■ **Set task**
An exact copy of the records is required, minus the pictures they hold.

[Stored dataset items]
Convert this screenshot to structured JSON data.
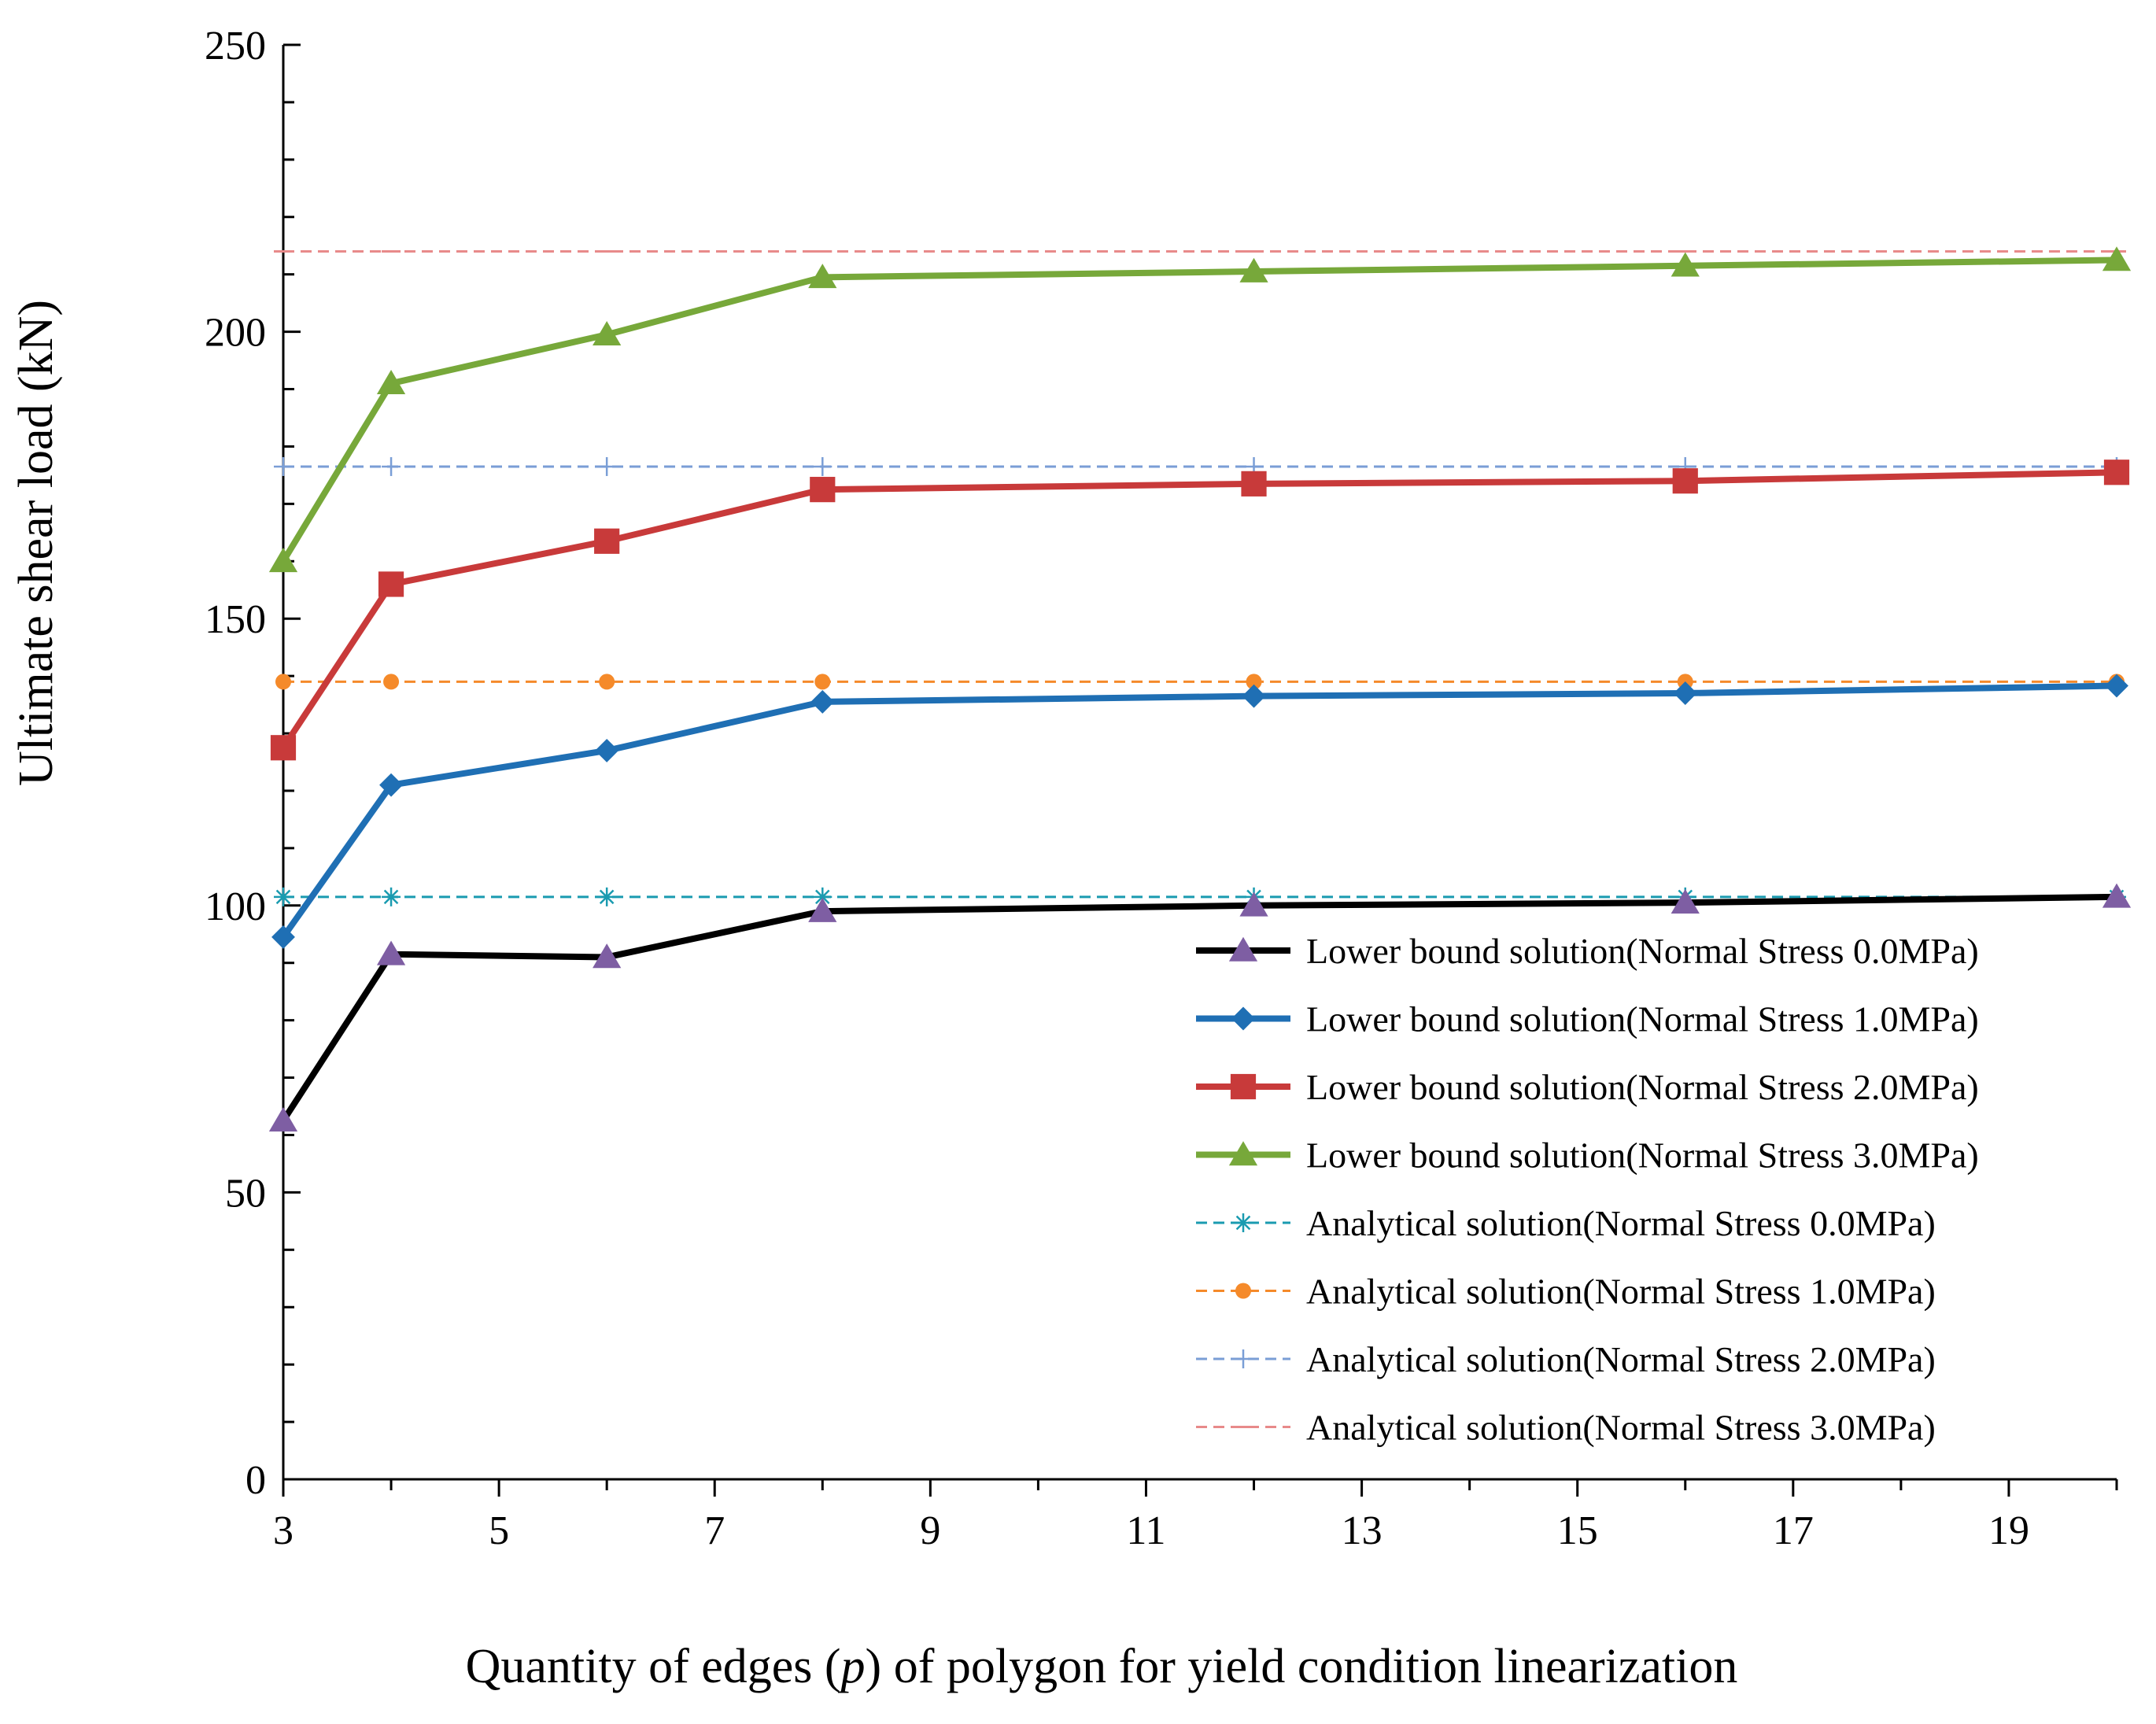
{
  "chart_data": {
    "type": "line",
    "xlabel_parts": [
      "Quantity of edges (",
      "p",
      ") of polygon for yield condition linearization"
    ],
    "ylabel": "Ultimate shear load (kN)",
    "xlim": [
      3,
      20
    ],
    "ylim": [
      0,
      250
    ],
    "x_ticks": [
      "3",
      "5",
      "7",
      "9",
      "11",
      "13",
      "15",
      "17",
      "19"
    ],
    "x_tick_values": [
      3,
      5,
      7,
      9,
      11,
      13,
      15,
      17,
      19
    ],
    "y_ticks": [
      "0",
      "50",
      "100",
      "150",
      "200",
      "250"
    ],
    "y_tick_values": [
      0,
      50,
      100,
      150,
      200,
      250
    ],
    "legend_position": "bottom-right",
    "x": [
      3,
      4,
      6,
      8,
      12,
      16,
      20
    ],
    "series": [
      {
        "name": "Lower bound solution(Normal Stress 0.0MPa)",
        "values": [
          62.5,
          91.5,
          91.0,
          99.0,
          100.0,
          100.5,
          101.5
        ],
        "color": "#000000",
        "marker": "triangle",
        "marker_color": "#7e5ea3",
        "dash": "solid"
      },
      {
        "name": "Lower bound solution(Normal Stress 1.0MPa)",
        "values": [
          94.5,
          121.0,
          127.0,
          135.5,
          136.5,
          137.0,
          138.3
        ],
        "color": "#1f6fb4",
        "marker": "diamond",
        "marker_color": "#1f6fb4",
        "dash": "solid"
      },
      {
        "name": "Lower bound solution(Normal Stress 2.0MPa)",
        "values": [
          127.5,
          156.0,
          163.5,
          172.5,
          173.5,
          174.0,
          175.5
        ],
        "color": "#c83a3a",
        "marker": "square",
        "marker_color": "#c83a3a",
        "dash": "solid"
      },
      {
        "name": "Lower bound solution(Normal Stress 3.0MPa)",
        "values": [
          160.0,
          191.0,
          199.5,
          209.5,
          210.5,
          211.5,
          212.5
        ],
        "color": "#77a83a",
        "marker": "triangle",
        "marker_color": "#77a83a",
        "dash": "solid"
      },
      {
        "name": "Analytical solution(Normal Stress 0.0MPa)",
        "values": [
          101.5,
          101.5,
          101.5,
          101.5,
          101.5,
          101.5,
          101.5
        ],
        "color": "#1a9bb0",
        "marker": "asterisk",
        "marker_color": "#1a9bb0",
        "dash": "dash"
      },
      {
        "name": "Analytical solution(Normal Stress 1.0MPa)",
        "values": [
          139.0,
          139.0,
          139.0,
          139.0,
          139.0,
          139.0,
          139.0
        ],
        "color": "#f58a2a",
        "marker": "circle",
        "marker_color": "#f58a2a",
        "dash": "dash"
      },
      {
        "name": "Analytical solution(Normal Stress 2.0MPa)",
        "values": [
          176.5,
          176.5,
          176.5,
          176.5,
          176.5,
          176.5,
          176.5
        ],
        "color": "#7a9ed6",
        "marker": "plus",
        "marker_color": "#7a9ed6",
        "dash": "dash"
      },
      {
        "name": "Analytical solution(Normal Stress 3.0MPa)",
        "values": [
          214.0,
          214.0,
          214.0,
          214.0,
          214.0,
          214.0,
          214.0
        ],
        "color": "#e88a8a",
        "marker": "dash",
        "marker_color": "#e88a8a",
        "dash": "dash"
      }
    ]
  }
}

■ **Final result**
Convert this screenshot to structured JSON data.
{
  "chart_data": {
    "type": "line",
    "xlabel_parts": [
      "Quantity of edges (",
      "p",
      ") of polygon for yield condition linearization"
    ],
    "ylabel": "Ultimate shear load (kN)",
    "xlim": [
      3,
      20
    ],
    "ylim": [
      0,
      250
    ],
    "x_ticks": [
      "3",
      "5",
      "7",
      "9",
      "11",
      "13",
      "15",
      "17",
      "19"
    ],
    "x_tick_values": [
      3,
      5,
      7,
      9,
      11,
      13,
      15,
      17,
      19
    ],
    "y_ticks": [
      "0",
      "50",
      "100",
      "150",
      "200",
      "250"
    ],
    "y_tick_values": [
      0,
      50,
      100,
      150,
      200,
      250
    ],
    "legend_position": "bottom-right",
    "x": [
      3,
      4,
      6,
      8,
      12,
      16,
      20
    ],
    "series": [
      {
        "name": "Lower bound solution(Normal Stress 0.0MPa)",
        "values": [
          62.5,
          91.5,
          91.0,
          99.0,
          100.0,
          100.5,
          101.5
        ],
        "color": "#000000",
        "marker": "triangle",
        "marker_color": "#7e5ea3",
        "dash": "solid"
      },
      {
        "name": "Lower bound solution(Normal Stress 1.0MPa)",
        "values": [
          94.5,
          121.0,
          127.0,
          135.5,
          136.5,
          137.0,
          138.3
        ],
        "color": "#1f6fb4",
        "marker": "diamond",
        "marker_color": "#1f6fb4",
        "dash": "solid"
      },
      {
        "name": "Lower bound solution(Normal Stress 2.0MPa)",
        "values": [
          127.5,
          156.0,
          163.5,
          172.5,
          173.5,
          174.0,
          175.5
        ],
        "color": "#c83a3a",
        "marker": "square",
        "marker_color": "#c83a3a",
        "dash": "solid"
      },
      {
        "name": "Lower bound solution(Normal Stress 3.0MPa)",
        "values": [
          160.0,
          191.0,
          199.5,
          209.5,
          210.5,
          211.5,
          212.5
        ],
        "color": "#77a83a",
        "marker": "triangle",
        "marker_color": "#77a83a",
        "dash": "solid"
      },
      {
        "name": "Analytical solution(Normal Stress 0.0MPa)",
        "values": [
          101.5,
          101.5,
          101.5,
          101.5,
          101.5,
          101.5,
          101.5
        ],
        "color": "#1a9bb0",
        "marker": "asterisk",
        "marker_color": "#1a9bb0",
        "dash": "dash"
      },
      {
        "name": "Analytical solution(Normal Stress 1.0MPa)",
        "values": [
          139.0,
          139.0,
          139.0,
          139.0,
          139.0,
          139.0,
          139.0
        ],
        "color": "#f58a2a",
        "marker": "circle",
        "marker_color": "#f58a2a",
        "dash": "dash"
      },
      {
        "name": "Analytical solution(Normal Stress 2.0MPa)",
        "values": [
          176.5,
          176.5,
          176.5,
          176.5,
          176.5,
          176.5,
          176.5
        ],
        "color": "#7a9ed6",
        "marker": "plus",
        "marker_color": "#7a9ed6",
        "dash": "dash"
      },
      {
        "name": "Analytical solution(Normal Stress 3.0MPa)",
        "values": [
          214.0,
          214.0,
          214.0,
          214.0,
          214.0,
          214.0,
          214.0
        ],
        "color": "#e88a8a",
        "marker": "dash",
        "marker_color": "#e88a8a",
        "dash": "dash"
      }
    ]
  }
}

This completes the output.